The problem: Copy nothing but the lines from the one containing "Type out the text in this image." through the last line of the records, repeated exactly and without pictures.

__________

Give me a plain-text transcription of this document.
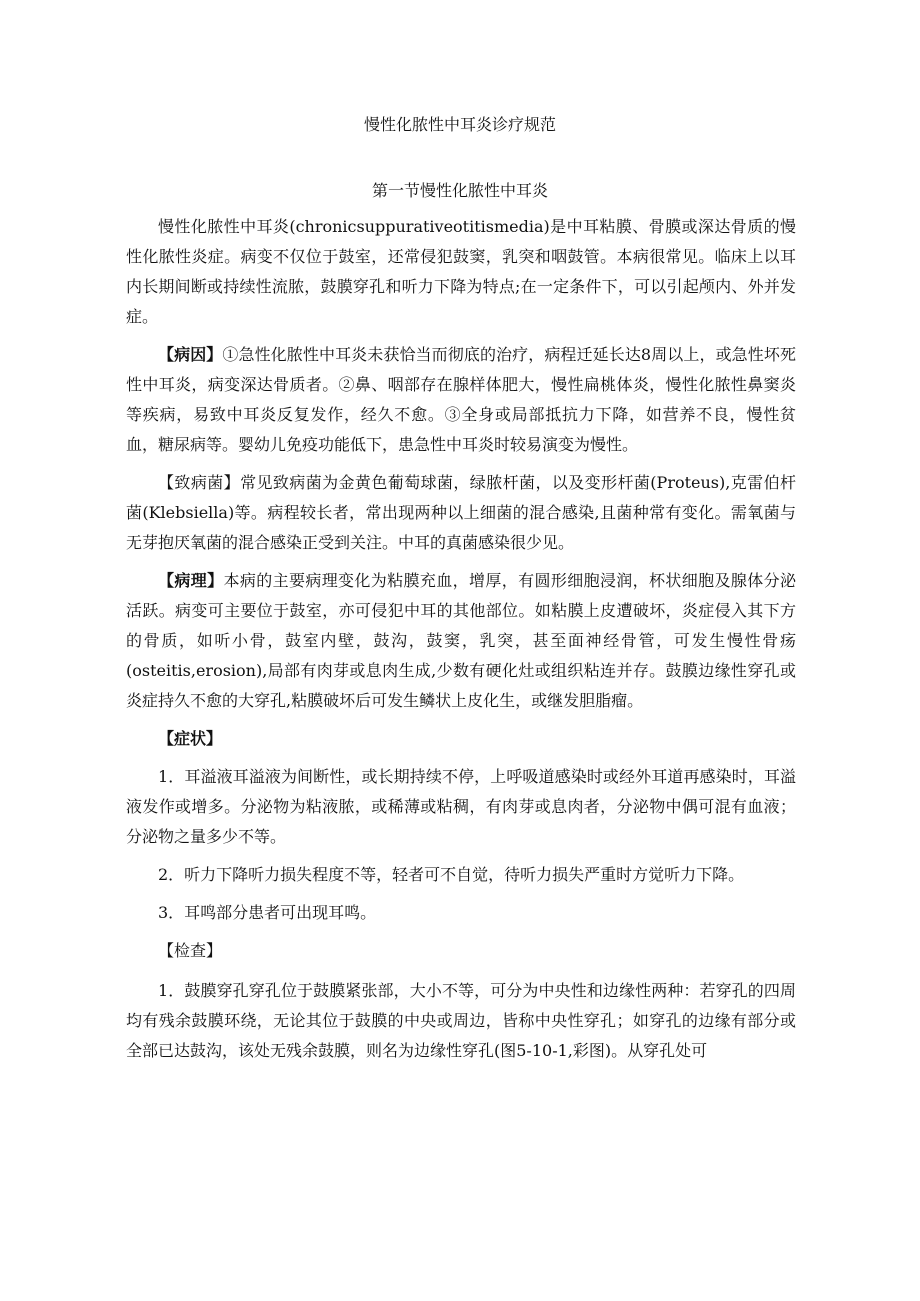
慢性化脓性中耳炎诊疗规范
第一节慢性化脓性中耳炎

慢性化脓性中耳炎(chronicsuppurativeotitismedia)是中耳粘膜、骨膜或深达骨质的慢性化脓性炎症。病变不仅位于鼓室，还常侵犯鼓窦，乳突和咽鼓管。本病很常见。临床上以耳内长期间断或持续性流脓，鼓膜穿孔和听力下降为特点;在一定条件下，可以引起颅内、外并发症。

【病因】①急性化脓性中耳炎未获恰当而彻底的治疗，病程迁延长达8周以上，或急性坏死性中耳炎，病变深达骨质者。②鼻、咽部存在腺样体肥大，慢性扁桃体炎，慢性化脓性鼻窦炎等疾病，易致中耳炎反复发作，经久不愈。③全身或局部抵抗力下降，如营养不良，慢性贫血，糖尿病等。婴幼儿免疫功能低下，患急性中耳炎时较易演变为慢性。

【致病菌】常见致病菌为金黄色葡萄球菌，绿脓杆菌，以及变形杆菌(Proteus),克雷伯杆菌(Klebsiella)等。病程较长者，常出现两种以上细菌的混合感染,且菌种常有变化。需氧菌与无芽抱厌氧菌的混合感染正受到关注。中耳的真菌感染很少见。

【病理】本病的主要病理变化为粘膜充血，增厚，有圆形细胞浸润，杯状细胞及腺体分泌活跃。病变可主要位于鼓室，亦可侵犯中耳的其他部位。如粘膜上皮遭破坏，炎症侵入其下方的骨质，如听小骨，鼓室内壁，鼓沟，鼓窦，乳突，甚至面神经骨管，可发生慢性骨疡(osteitis,erosion),局部有肉芽或息肉生成,少数有硬化灶或组织粘连并存。鼓膜边缘性穿孔或炎症持久不愈的大穿孔,粘膜破坏后可发生鳞状上皮化生，或继发胆脂瘤。

【症状】

1．耳溢液耳溢液为间断性，或长期持续不停，上呼吸道感染时或经外耳道再感染时，耳溢液发作或增多。分泌物为粘液脓，或稀薄或粘稠，有肉芽或息肉者，分泌物中偶可混有血液；分泌物之量多少不等。

2．听力下降听力损失程度不等，轻者可不自觉，待听力损失严重时方觉听力下降。

3．耳鸣部分患者可出现耳鸣。

【检查】

1．鼓膜穿孔穿孔位于鼓膜紧张部，大小不等，可分为中央性和边缘性两种：若穿孔的四周均有残余鼓膜环绕，无论其位于鼓膜的中央或周边，皆称中央性穿孔；如穿孔的边缘有部分或全部已达鼓沟，该处无残余鼓膜，则名为边缘性穿孔(图5-10-1,彩图)。从穿孔处可
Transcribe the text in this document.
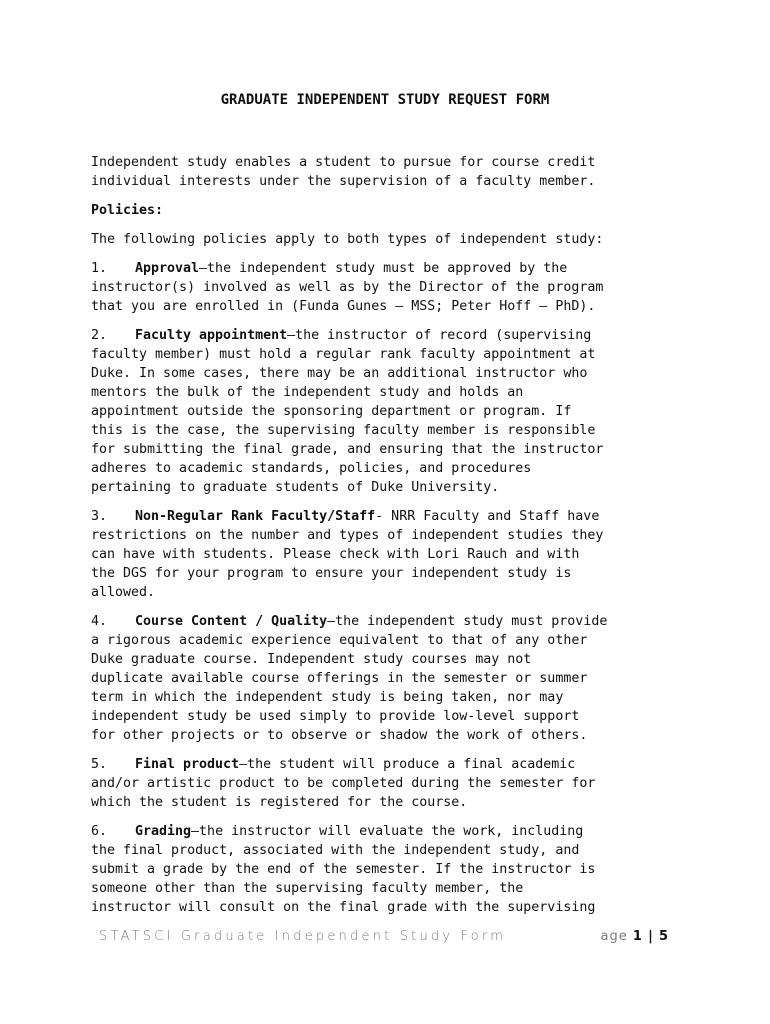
GRADUATE INDEPENDENT STUDY REQUEST FORM

Independent study enables a student to pursue for course credit
individual interests under the supervision of a faculty member.

Policies:

The following policies apply to both types of independent study:

1. Approval—the independent study must be approved by the
instructor(s) involved as well as by the Director of the program
that you are enrolled in (Funda Gunes – MSS; Peter Hoff – PhD).

2. Faculty appointment—the instructor of record (supervising
faculty member) must hold a regular rank faculty appointment at
Duke. In some cases, there may be an additional instructor who
mentors the bulk of the independent study and holds an
appointment outside the sponsoring department or program. If
this is the case, the supervising faculty member is responsible
for submitting the final grade, and ensuring that the instructor
adheres to academic standards, policies, and procedures
pertaining to graduate students of Duke University.

3. Non-Regular Rank Faculty/Staff- NRR Faculty and Staff have
restrictions on the number and types of independent studies they
can have with students. Please check with Lori Rauch and with
the DGS for your program to ensure your independent study is
allowed.

4. Course Content / Quality—the independent study must provide
a rigorous academic experience equivalent to that of any other
Duke graduate course. Independent study courses may not
duplicate available course offerings in the semester or summer
term in which the independent study is being taken, nor may
independent study be used simply to provide low-level support
for other projects or to observe or shadow the work of others.

5. Final product—the student will produce a final academic
and/or artistic product to be completed during the semester for
which the student is registered for the course.

6. Grading—the instructor will evaluate the work, including
the final product, associated with the independent study, and
submit a grade by the end of the semester. If the instructor is
someone other than the supervising faculty member, the
instructor will consult on the final grade with the supervising

STATSCI Graduate Independent Study Form	age 1 | 5
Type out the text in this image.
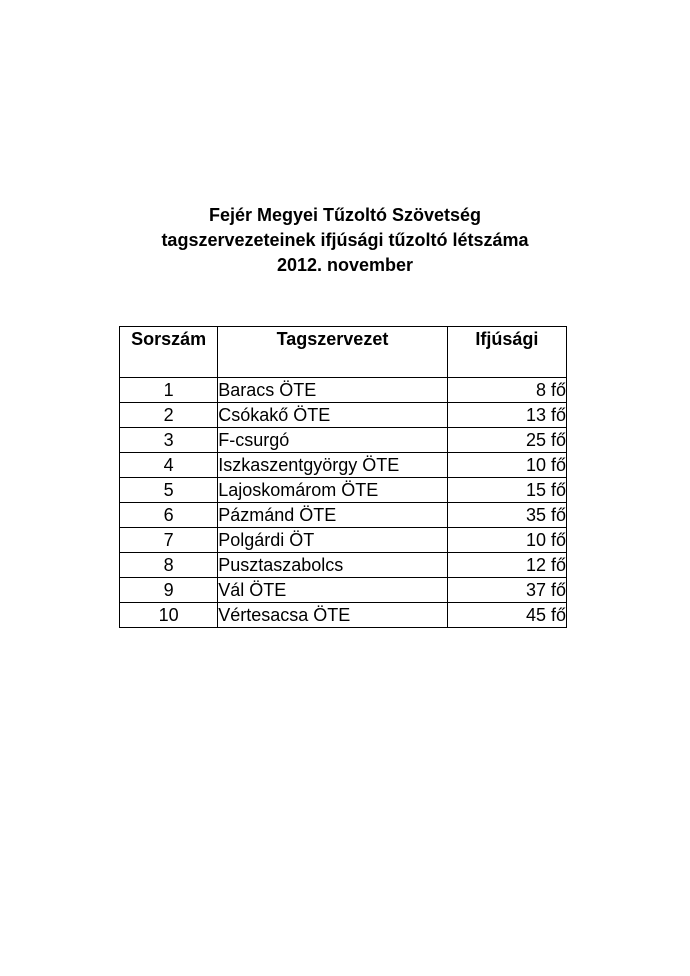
Fejér Megyei Tűzoltó Szövetség

tagszervezeteinek ifjúsági tűzoltó létszáma

2012. november

Sorszám	Tagszervezet	Ifjúsági
1	Baracs ÖTE	8 fő
2	Csókakő ÖTE	13 fő
3	F-csurgó	25 fő
4	Iszkaszentgyörgy ÖTE	10 fő
5	Lajoskomárom ÖTE	15 fő
6	Pázmánd ÖTE	35 fő
7	Polgárdi ÖT	10 fő
8	Pusztaszabolcs	12 fő
9	Vál ÖTE	37 fő
10	Vértesacsa ÖTE	45 fő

__________

Task result:
Type out the text in this image.
Fejér Megyei Tűzoltó Szövetség

tagszervezeteinek ifjúsági tűzoltó létszáma

2012. november

Sorszám	Tagszervezet	Ifjúsági
1	Baracs ÖTE	8 fő
2	Csókakő ÖTE	13 fő
3	F-csurgó	25 fő
4	Iszkaszentgyörgy ÖTE	10 fő
5	Lajoskomárom ÖTE	15 fő
6	Pázmánd ÖTE	35 fő
7	Polgárdi ÖT	10 fő
8	Pusztaszabolcs	12 fő
9	Vál ÖTE	37 fő
10	Vértesacsa ÖTE	45 fő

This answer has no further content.